→ **Instructions to follow**: Among the records below, find each line that includes the string "dụng" and copy it.

[Stored items from a collection]
=====
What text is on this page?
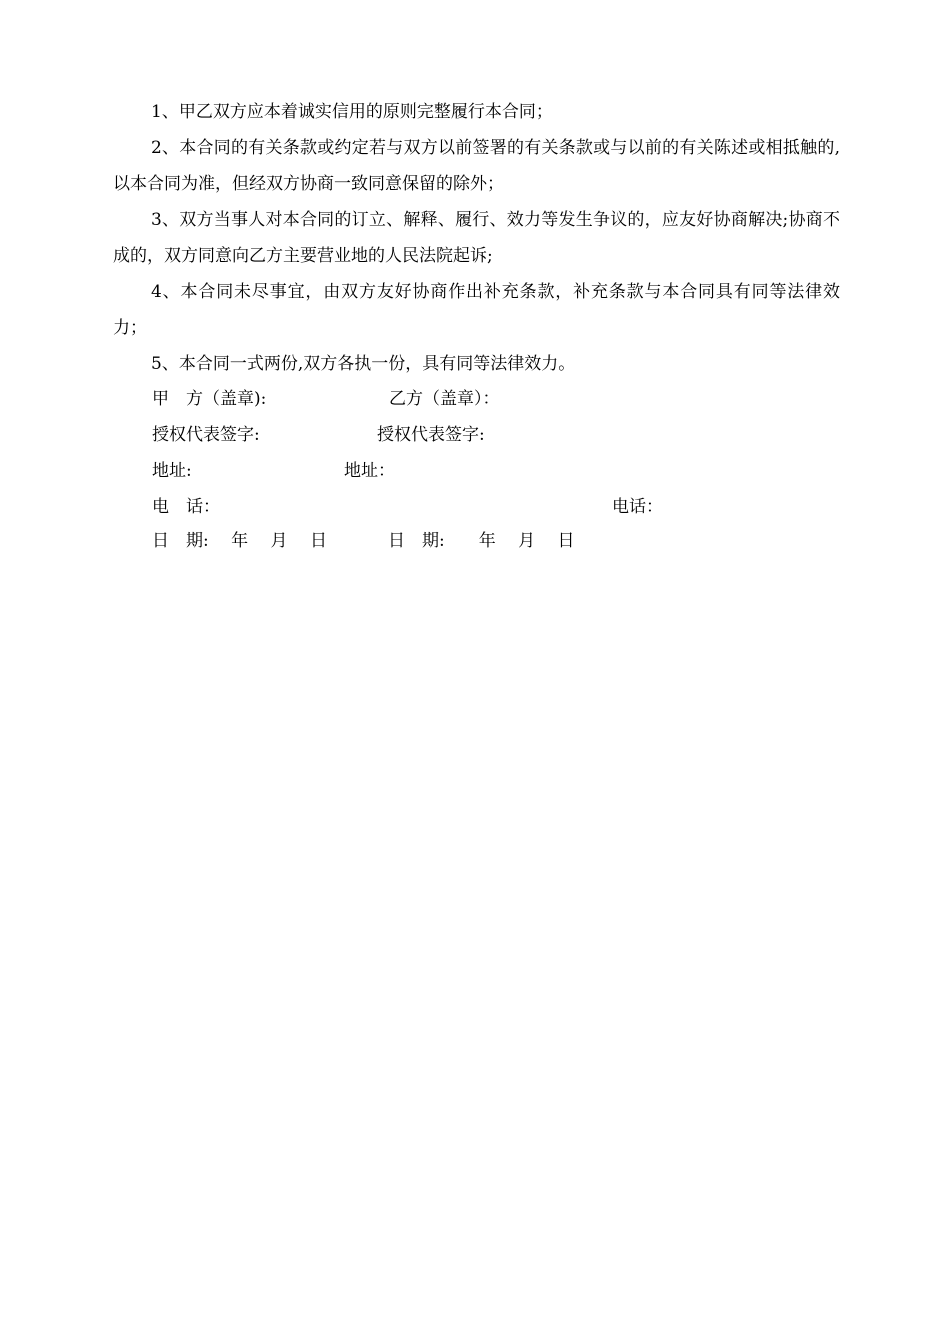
1、甲乙双方应本着诚实信用的原则完整履行本合同；

2、本合同的有关条款或约定若与双方以前签署的有关条款或与以前的有关陈述或相抵触的,以本合同为准，但经双方协商一致同意保留的除外；

3、双方当事人对本合同的订立、解释、履行、效力等发生争议的，应友好协商解决;协商不成的，双方同意向乙方主要营业地的人民法院起诉;

4、本合同未尽事宜，由双方友好协商作出补充条款，补充条款与本合同具有同等法律效力；

5、本合同一式两份,双方各执一份，具有同等法律效力。

甲　方（盖章):	乙方（盖章）：
授权代表签字:	授权代表签字:
地址:	地址：
电　话：	电话：
日　期:　 年　 月　 日	日　期:　　年　 月　 日
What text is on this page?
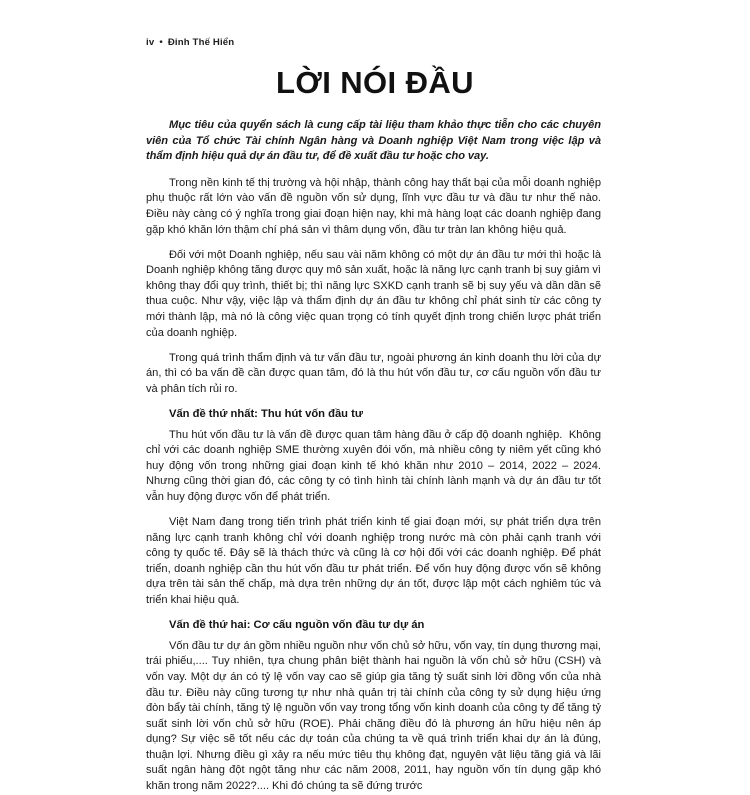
iv • Đinh Thế Hiển
LỜI NÓI ĐẦU

Mục tiêu của quyển sách là cung cấp tài liệu tham khảo thực tiễn cho các chuyên viên của Tổ chức Tài chính Ngân hàng và Doanh nghiệp Việt Nam trong việc lập và thẩm định hiệu quả dự án đầu tư, để đề xuất đầu tư hoặc cho vay.

Trong nền kinh tế thị trường và hội nhập, thành công hay thất bại của mỗi doanh nghiệp phụ thuộc rất lớn vào vấn đề nguồn vốn sử dụng, lĩnh vực đầu tư và đầu tư như thế nào. Điều này càng có ý nghĩa trong giai đoạn hiện nay, khi mà hàng loạt các doanh nghiệp đang gặp khó khăn lớn thậm chí phá sản vì thâm dụng vốn, đầu tư tràn lan không hiệu quả.

Đối với một Doanh nghiệp, nếu sau vài năm không có một dự án đầu tư mới thì hoặc là Doanh nghiệp không tăng được quy mô sản xuất, hoặc là năng lực cạnh tranh bị suy giảm vì không thay đổi quy trình, thiết bị; thì năng lực SXKD cạnh tranh sẽ bị suy yếu và dần dần sẽ thua cuộc. Như vậy, việc lập và thẩm định dự án đầu tư không chỉ phát sinh từ các công ty mới thành lập, mà nó là công việc quan trọng có tính quyết định trong chiến lược phát triển của doanh nghiệp.

Trong quá trình thẩm định và tư vấn đầu tư, ngoài phương án kinh doanh thu lời của dự án, thì có ba vấn đề cần được quan tâm, đó là thu hút vốn đầu tư, cơ cấu nguồn vốn đầu tư và phân tích rủi ro.

Vấn đề thứ nhất: Thu hút vốn đầu tư

Thu hút vốn đầu tư là vấn đề được quan tâm hàng đầu ở cấp độ doanh nghiệp.  Không chỉ với các doanh nghiệp SME thường xuyên đói vốn, mà nhiều công ty niêm yết cũng khó huy động vốn trong những giai đoạn kinh tế khó khăn như 2010 – 2014, 2022 – 2024. Nhưng cũng thời gian đó, các công ty có tình hình tài chính lành mạnh và dự án đầu tư tốt vẫn huy động được vốn để phát triển.

Việt Nam đang trong tiến trình phát triển kinh tế giai đoạn mới, sự phát triển dựa trên năng lực cạnh tranh không chỉ với doanh nghiệp trong nước mà còn phải cạnh tranh với công ty quốc tế. Đây sẽ là thách thức và cũng là cơ hội đối với các doanh nghiệp. Để phát triển, doanh nghiệp cần thu hút vốn đầu tư phát triển. Để vốn huy động được vốn sẽ không dựa trên tài sản thế chấp, mà dựa trên những dự án tốt, được lập một cách nghiêm túc và triển khai hiệu quả.

Vấn đề thứ hai: Cơ cấu nguồn vốn đầu tư dự án

Vốn đầu tư dự án gồm nhiều nguồn như vốn chủ sở hữu, vốn vay, tín dụng thương mại, trái phiếu,.... Tuy nhiên, tựa chung phân biệt thành hai nguồn là vốn chủ sở hữu (CSH) và vốn vay. Một dự án có tỷ lệ vốn vay cao sẽ giúp gia tăng tỷ suất sinh lời đồng vốn của nhà đầu tư. Điều này cũng tương tự như nhà quản trị tài chính của công ty sử dụng hiệu ứng đòn bẩy tài chính, tăng tỷ lệ nguồn vốn vay trong tổng vốn kinh doanh của công ty để tăng tỷ suất sinh lời vốn chủ sở hữu (ROE). Phải chăng điều đó là phương án hữu hiệu nên áp dụng? Sự việc sẽ tốt nếu các dự toán của chúng ta về quá trình triển khai dự án là đúng, thuận lợi. Nhưng điều gì xảy ra nếu mức tiêu thụ không đạt, nguyên vật liệu tăng giá và lãi suất ngân hàng đột ngột tăng như các năm 2008, 2011, hay nguồn vốn tín dụng gặp khó khăn trong năm 2022?.... Khi đó chúng ta sẽ đứng trước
=====
→ **Task answer**:
Trong nền kinh tế thị trường và hội nhập, thành công hay thất bại của mỗi doanh nghiệp phụ thuộc rất lớn vào vấn đề nguồn vốn sử dụng, lĩnh vực đầu tư và đầu tư như thế nào. Điều này càng có ý nghĩa trong giai đoạn hiện nay, khi mà hàng loạt các doanh nghiệp đang gặp khó khăn lớn thậm chí phá sản vì thâm dụng vốn, đầu tư tràn lan không hiệu quả.
Vốn đầu tư dự án gồm nhiều nguồn như vốn chủ sở hữu, vốn vay, tín dụng thương mại, trái phiếu,.... Tuy nhiên, tựa chung phân biệt thành hai nguồn là vốn chủ sở hữu (CSH) và vốn vay. Một dự án có tỷ lệ vốn vay cao sẽ giúp gia tăng tỷ suất sinh lời đồng vốn của nhà đầu tư. Điều này cũng tương tự như nhà quản trị tài chính của công ty sử dụng hiệu ứng đòn bẩy tài chính, tăng tỷ lệ nguồn vốn vay trong tổng vốn kinh doanh của công ty để tăng tỷ suất sinh lời vốn chủ sở hữu (ROE). Phải chăng điều đó là phương án hữu hiệu nên áp dụng? Sự việc sẽ tốt nếu các dự toán của chúng ta về quá trình triển khai dự án là đúng, thuận lợi. Nhưng điều gì xảy ra nếu mức tiêu thụ không đạt, nguyên vật liệu tăng giá và lãi suất ngân hàng đột ngột tăng như các năm 2008, 2011, hay nguồn vốn tín dụng gặp khó khăn trong năm 2022?.... Khi đó chúng ta sẽ đứng trước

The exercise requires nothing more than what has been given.